The actual required CPU-time of a workstation session is assumed (due to a long-term study) as a random variable with unknown expected value $\mu$ and known variance $\sigma^2=6.25[s^2]$. How many independent measurement of CPU-time are needed such that with probability of at least $0.9$, you have that the difference $|\bar{X}-\mu|$ is less than $0.1$?
This is task from old exam with different teacher. I ask my teacher and he say he don't show this example in class but give me two method for solve it: Central limit theorem and Chebyshev's inequality. This already help me much and I try solve like this:
I use central limit theorem:
We have that $$\sqrt{n} (\bar{X}-\mu) \text{ for } n \rightarrow \infty \text { is approximately standard normally distributed}$$
Now assume we have very big $n$ such that approximation mistake is very small so we don't need to keep it in mind. Then we can do
$$P(|\bar{X}-\mu|) < \varepsilon) = P(\sqrt{n}|\bar{X}-\mu|<\sqrt{n} \varepsilon)=P(-\sqrt{n}\varepsilon< \sqrt{n}(\bar{X}-\mu)< \sqrt{n} \varepsilon) \\ \approx \Phi(\sqrt{n} \varepsilon)- \Phi(-\sqrt{n}\varepsilon) = 2\Phi(\sqrt{n}\varepsilon)-1$$
Now insert $\varepsilon= 0.1$ in inequality $P(|\bar{X}-\mu|<\varepsilon)\geq 0.9$ then we have
$$2\Phi(0.1 \cdot \sqrt{n})-1 \geq 0.9 \Leftrightarrow \Phi(0.1 \cdot \sqrt{n}) \geq 0.95$$
And from this step I don't know how finish it :/
Can you tell me if this is correct till here and how to finish it? I really think I almost got it but something is missing..

Stored data entries
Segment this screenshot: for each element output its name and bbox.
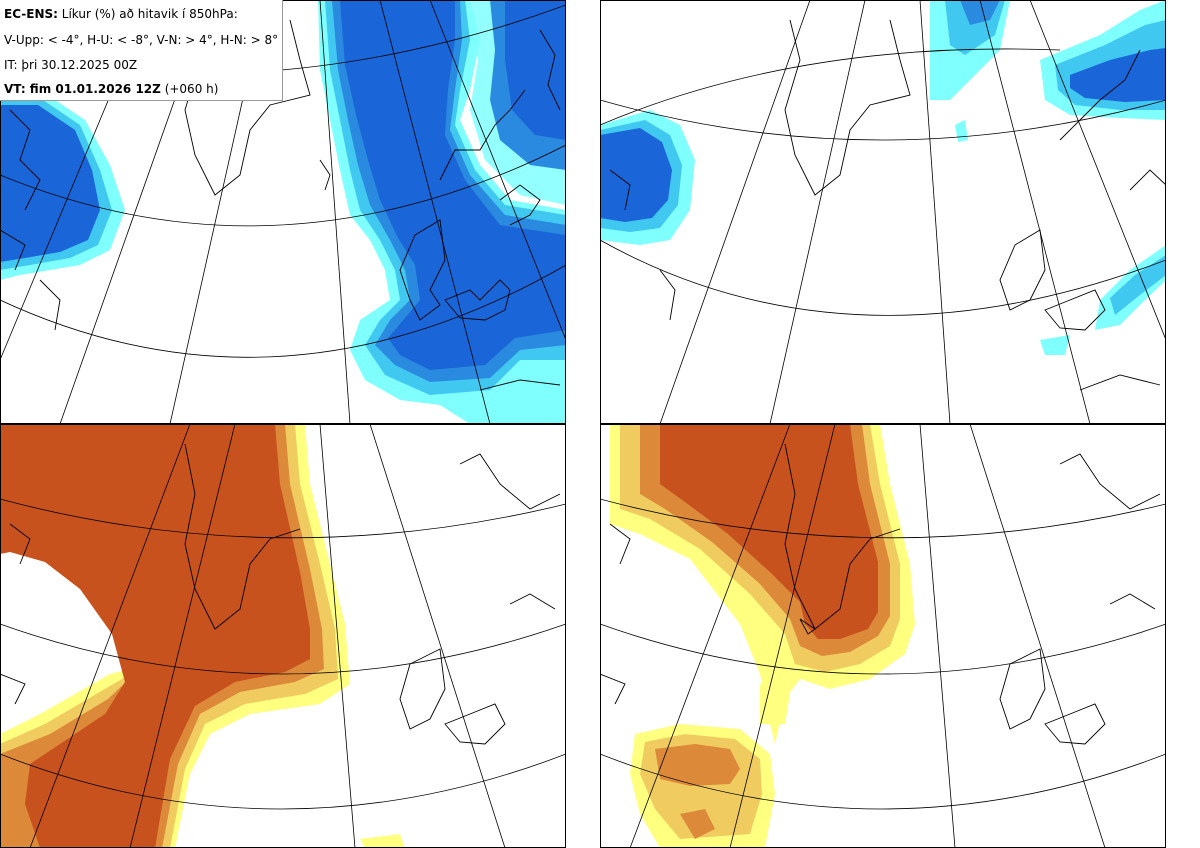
model-title: EC-ENS: Líkur (%) að hitavik í 850hPa: (4, 7, 238, 21)
coastlines (0, 19, 561, 391)
lat-lon-grid (600, 0, 1166, 424)
title-text: Líkur (%) að hitavik í 850hPa: (57, 7, 238, 21)
forecast-hour: (+060 h) (160, 82, 219, 96)
coastlines (609, 19, 1166, 391)
map-panel-bottom-left: 100 95 65 35 5 (0, 424, 566, 848)
probability-fill (0, 424, 405, 848)
probability-map (0, 424, 566, 848)
probability-map (600, 424, 1166, 848)
coastlines (0, 443, 561, 745)
initial-time: IT: þri 30.12.2025 00Z (4, 58, 138, 72)
probability-fill (610, 424, 915, 848)
lat-lon-grid (600, 424, 1166, 848)
probability-fill (600, 0, 1166, 355)
valid-time: VT: fim 01.01.2026 12Z (+060 h) (4, 82, 218, 96)
valid-time-label: VT: fim 01.01.2026 12Z (4, 82, 161, 96)
map-info-box: EC-ENS: Líkur (%) að hitavik í 850hPa: V… (0, 0, 283, 101)
map-panel-top-left: 100 95 65 35 5 (0, 0, 566, 424)
model-name: EC-ENS: (4, 7, 58, 21)
coastlines (600, 443, 1161, 745)
threshold-legend: V-Upp: < -4°, H-U: < -8°, V-N: > 4°, H-N… (4, 33, 279, 47)
probability-map (600, 0, 1166, 424)
map-panel-top-right: 100 95 65 35 5 (600, 0, 1166, 424)
map-panel-bottom-right: 100 95 65 35 5 (600, 424, 1166, 848)
lat-lon-grid (0, 424, 566, 848)
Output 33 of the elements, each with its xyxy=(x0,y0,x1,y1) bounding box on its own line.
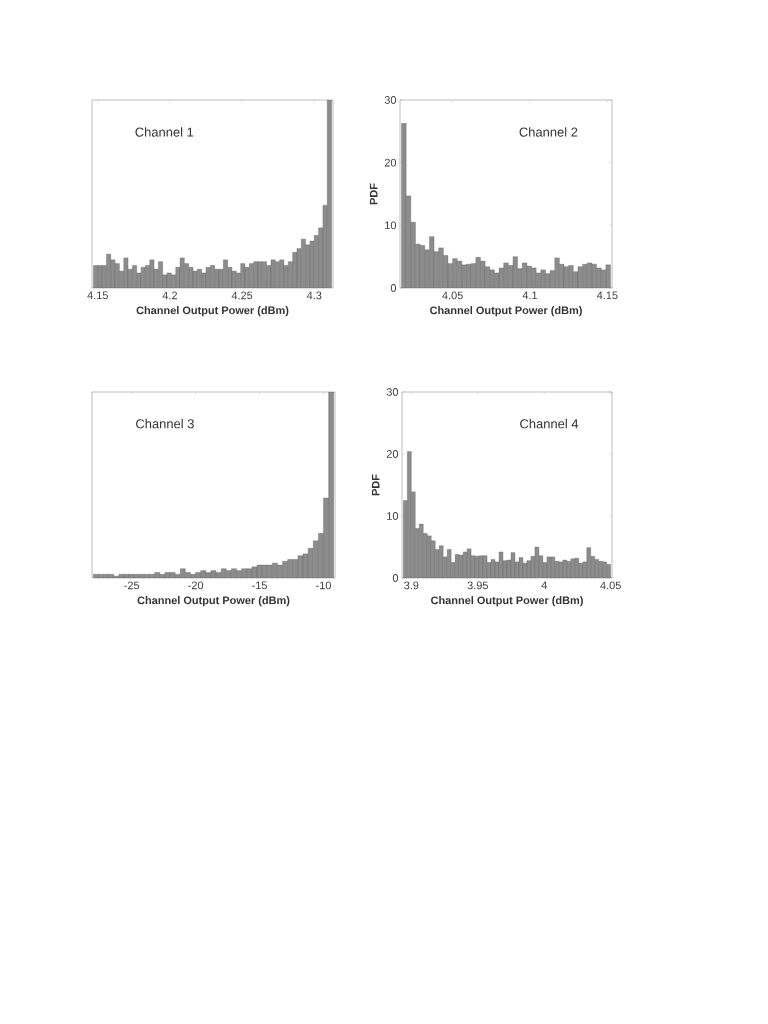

> [SHORT TASK 1] According to the CPU-time post, which two methods did the teacher suggest for solving the exercise?
> [SHORT TASK 2] Write out the CPU-time post, beginning at the words "The actual required" and stopping after the words "less than $0.1$?".
> [SHORT TASK 3] Continue the CPU-time post from the point where it ends.
None of the stored data entries is required.

> [ANSWER 1] The central limit theorem and Chebyshev's inequality.

> [ANSWER 2]
The actual required CPU-time of a workstation session is assumed (due to a long-term study) as a random variable with unknown expected value $\mu$ and known variance $\sigma^2=6.25[s^2]$. How many independent measurement of CPU-time are needed such that with probability of at least $0.9$, you have that the difference $|\bar{X}-\mu|$ is less than $0.1$?

> [ANSWER 3]
But actually I'm more interested to know how you would do this with Chebyshev? I tried it already but also not sure if correct (see my comment of karakfa's answer).
Chebyshev inequality won't help you here. With some overall assumptions you can use the normal approximation and work from the z-table.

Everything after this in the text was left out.